> [Written task]:
Output the records. Match them exactly.

> [Input for this task]:
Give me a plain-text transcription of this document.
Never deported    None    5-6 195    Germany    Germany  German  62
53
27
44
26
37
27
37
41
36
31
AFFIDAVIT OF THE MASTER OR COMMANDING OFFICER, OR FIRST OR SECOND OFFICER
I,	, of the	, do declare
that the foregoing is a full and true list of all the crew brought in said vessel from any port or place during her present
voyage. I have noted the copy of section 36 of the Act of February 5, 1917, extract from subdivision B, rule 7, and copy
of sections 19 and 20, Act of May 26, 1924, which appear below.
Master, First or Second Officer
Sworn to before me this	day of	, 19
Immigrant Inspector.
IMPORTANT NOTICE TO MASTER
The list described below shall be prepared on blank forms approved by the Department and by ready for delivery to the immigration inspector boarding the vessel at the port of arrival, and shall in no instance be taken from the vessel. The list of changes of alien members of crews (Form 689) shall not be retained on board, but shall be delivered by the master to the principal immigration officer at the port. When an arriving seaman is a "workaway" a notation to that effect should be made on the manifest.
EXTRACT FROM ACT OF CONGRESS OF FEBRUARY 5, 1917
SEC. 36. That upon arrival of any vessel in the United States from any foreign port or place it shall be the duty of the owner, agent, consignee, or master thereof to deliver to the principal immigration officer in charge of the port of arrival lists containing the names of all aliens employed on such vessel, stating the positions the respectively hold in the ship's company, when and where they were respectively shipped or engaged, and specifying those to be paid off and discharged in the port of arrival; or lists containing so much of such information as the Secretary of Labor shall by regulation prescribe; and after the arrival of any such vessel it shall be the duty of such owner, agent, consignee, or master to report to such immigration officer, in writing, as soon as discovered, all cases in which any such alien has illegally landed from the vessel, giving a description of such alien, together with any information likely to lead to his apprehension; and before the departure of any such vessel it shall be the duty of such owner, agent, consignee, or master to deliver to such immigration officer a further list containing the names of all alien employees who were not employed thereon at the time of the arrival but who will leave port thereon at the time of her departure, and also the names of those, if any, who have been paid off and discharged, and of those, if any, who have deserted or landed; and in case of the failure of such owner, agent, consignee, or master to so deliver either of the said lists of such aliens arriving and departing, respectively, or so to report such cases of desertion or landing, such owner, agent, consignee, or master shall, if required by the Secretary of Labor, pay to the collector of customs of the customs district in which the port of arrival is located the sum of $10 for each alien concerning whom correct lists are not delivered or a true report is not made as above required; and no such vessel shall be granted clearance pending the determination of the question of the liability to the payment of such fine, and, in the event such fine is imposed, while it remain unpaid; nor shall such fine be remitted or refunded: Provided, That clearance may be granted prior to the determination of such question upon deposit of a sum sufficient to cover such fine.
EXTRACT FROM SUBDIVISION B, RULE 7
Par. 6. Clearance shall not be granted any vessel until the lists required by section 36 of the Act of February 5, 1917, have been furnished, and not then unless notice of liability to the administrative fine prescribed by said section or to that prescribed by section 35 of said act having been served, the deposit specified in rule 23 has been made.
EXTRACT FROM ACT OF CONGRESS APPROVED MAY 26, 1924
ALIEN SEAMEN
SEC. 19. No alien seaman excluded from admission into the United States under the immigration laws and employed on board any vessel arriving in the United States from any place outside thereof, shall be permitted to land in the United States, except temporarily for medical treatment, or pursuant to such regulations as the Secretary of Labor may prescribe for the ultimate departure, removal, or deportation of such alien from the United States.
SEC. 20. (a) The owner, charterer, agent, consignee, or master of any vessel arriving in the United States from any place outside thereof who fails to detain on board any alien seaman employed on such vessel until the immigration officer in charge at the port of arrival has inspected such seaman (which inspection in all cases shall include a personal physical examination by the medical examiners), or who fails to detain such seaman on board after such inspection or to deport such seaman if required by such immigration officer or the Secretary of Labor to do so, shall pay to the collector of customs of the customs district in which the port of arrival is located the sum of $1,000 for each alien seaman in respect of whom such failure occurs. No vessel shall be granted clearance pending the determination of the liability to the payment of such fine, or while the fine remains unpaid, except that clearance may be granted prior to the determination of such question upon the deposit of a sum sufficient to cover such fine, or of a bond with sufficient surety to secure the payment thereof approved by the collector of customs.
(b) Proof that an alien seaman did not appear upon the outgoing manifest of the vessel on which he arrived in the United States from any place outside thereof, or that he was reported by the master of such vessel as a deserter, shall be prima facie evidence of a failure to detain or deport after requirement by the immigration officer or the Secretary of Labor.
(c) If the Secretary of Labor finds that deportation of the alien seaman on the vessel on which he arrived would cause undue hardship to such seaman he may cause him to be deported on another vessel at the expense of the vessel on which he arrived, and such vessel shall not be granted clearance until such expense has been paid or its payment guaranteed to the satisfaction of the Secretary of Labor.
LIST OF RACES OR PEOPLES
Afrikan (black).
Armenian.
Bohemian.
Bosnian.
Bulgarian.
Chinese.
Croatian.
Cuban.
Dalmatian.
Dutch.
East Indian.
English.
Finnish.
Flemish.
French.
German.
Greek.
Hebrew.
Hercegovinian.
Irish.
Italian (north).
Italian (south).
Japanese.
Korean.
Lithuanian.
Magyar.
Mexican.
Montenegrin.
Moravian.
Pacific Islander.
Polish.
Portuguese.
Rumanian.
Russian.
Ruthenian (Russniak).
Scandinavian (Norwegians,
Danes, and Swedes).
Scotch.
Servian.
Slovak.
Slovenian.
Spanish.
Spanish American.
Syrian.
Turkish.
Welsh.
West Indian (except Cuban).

> [Final answer]:
Give me a plain-text transcription of this document.
Never deported    None    5-6 195    Germany    Germany  German  62
53
27
44
26
37
27
37
41
36
31
AFFIDAVIT OF THE MASTER OR COMMANDING OFFICER, OR FIRST OR SECOND OFFICER
I,	, of the	, do declare
that the foregoing is a full and true list of all the crew brought in said vessel from any port or place during her present
voyage. I have noted the copy of section 36 of the Act of February 5, 1917, extract from subdivision B, rule 7, and copy
of sections 19 and 20, Act of May 26, 1924, which appear below.
Master, First or Second Officer
Sworn to before me this	day of	, 19
Immigrant Inspector.
IMPORTANT NOTICE TO MASTER
The list described below shall be prepared on blank forms approved by the Department and by ready for delivery to the immigration inspector boarding the vessel at the port of arrival, and shall in no instance be taken from the vessel. The list of changes of alien members of crews (Form 689) shall not be retained on board, but shall be delivered by the master to the principal immigration officer at the port. When an arriving seaman is a "workaway" a notation to that effect should be made on the manifest.
EXTRACT FROM ACT OF CONGRESS OF FEBRUARY 5, 1917
SEC. 36. That upon arrival of any vessel in the United States from any foreign port or place it shall be the duty of the owner, agent, consignee, or master thereof to deliver to the principal immigration officer in charge of the port of arrival lists containing the names of all aliens employed on such vessel, stating the positions the respectively hold in the ship's company, when and where they were respectively shipped or engaged, and specifying those to be paid off and discharged in the port of arrival; or lists containing so much of such information as the Secretary of Labor shall by regulation prescribe; and after the arrival of any such vessel it shall be the duty of such owner, agent, consignee, or master to report to such immigration officer, in writing, as soon as discovered, all cases in which any such alien has illegally landed from the vessel, giving a description of such alien, together with any information likely to lead to his apprehension; and before the departure of any such vessel it shall be the duty of such owner, agent, consignee, or master to deliver to such immigration officer a further list containing the names of all alien employees who were not employed thereon at the time of the arrival but who will leave port thereon at the time of her departure, and also the names of those, if any, who have been paid off and discharged, and of those, if any, who have deserted or landed; and in case of the failure of such owner, agent, consignee, or master to so deliver either of the said lists of such aliens arriving and departing, respectively, or so to report such cases of desertion or landing, such owner, agent, consignee, or master shall, if required by the Secretary of Labor, pay to the collector of customs of the customs district in which the port of arrival is located the sum of $10 for each alien concerning whom correct lists are not delivered or a true report is not made as above required; and no such vessel shall be granted clearance pending the determination of the question of the liability to the payment of such fine, and, in the event such fine is imposed, while it remain unpaid; nor shall such fine be remitted or refunded: Provided, That clearance may be granted prior to the determination of such question upon deposit of a sum sufficient to cover such fine.
EXTRACT FROM SUBDIVISION B, RULE 7
Par. 6. Clearance shall not be granted any vessel until the lists required by section 36 of the Act of February 5, 1917, have been furnished, and not then unless notice of liability to the administrative fine prescribed by said section or to that prescribed by section 35 of said act having been served, the deposit specified in rule 23 has been made.
EXTRACT FROM ACT OF CONGRESS APPROVED MAY 26, 1924
ALIEN SEAMEN
SEC. 19. No alien seaman excluded from admission into the United States under the immigration laws and employed on board any vessel arriving in the United States from any place outside thereof, shall be permitted to land in the United States, except temporarily for medical treatment, or pursuant to such regulations as the Secretary of Labor may prescribe for the ultimate departure, removal, or deportation of such alien from the United States.
SEC. 20. (a) The owner, charterer, agent, consignee, or master of any vessel arriving in the United States from any place outside thereof who fails to detain on board any alien seaman employed on such vessel until the immigration officer in charge at the port of arrival has inspected such seaman (which inspection in all cases shall include a personal physical examination by the medical examiners), or who fails to detain such seaman on board after such inspection or to deport such seaman if required by such immigration officer or the Secretary of Labor to do so, shall pay to the collector of customs of the customs district in which the port of arrival is located the sum of $1,000 for each alien seaman in respect of whom such failure occurs. No vessel shall be granted clearance pending the determination of the liability to the payment of such fine, or while the fine remains unpaid, except that clearance may be granted prior to the determination of such question upon the deposit of a sum sufficient to cover such fine, or of a bond with sufficient surety to secure the payment thereof approved by the collector of customs.
(b) Proof that an alien seaman did not appear upon the outgoing manifest of the vessel on which he arrived in the United States from any place outside thereof, or that he was reported by the master of such vessel as a deserter, shall be prima facie evidence of a failure to detain or deport after requirement by the immigration officer or the Secretary of Labor.
(c) If the Secretary of Labor finds that deportation of the alien seaman on the vessel on which he arrived would cause undue hardship to such seaman he may cause him to be deported on another vessel at the expense of the vessel on which he arrived, and such vessel shall not be granted clearance until such expense has been paid or its payment guaranteed to the satisfaction of the Secretary of Labor.
LIST OF RACES OR PEOPLES
Afrikan (black).
Armenian.
Bohemian.
Bosnian.
Bulgarian.
Chinese.
Croatian.
Cuban.
Dalmatian.
Dutch.
East Indian.
English.
Finnish.
Flemish.
French.
German.
Greek.
Hebrew.
Hercegovinian.
Irish.
Italian (north).
Italian (south).
Japanese.
Korean.
Lithuanian.
Magyar.
Mexican.
Montenegrin.
Moravian.
Pacific Islander.
Polish.
Portuguese.
Rumanian.
Russian.
Ruthenian (Russniak).
Scandinavian (Norwegians,
Danes, and Swedes).
Scotch.
Servian.
Slovak.
Slovenian.
Spanish.
Spanish American.
Syrian.
Turkish.
Welsh.
West Indian (except Cuban).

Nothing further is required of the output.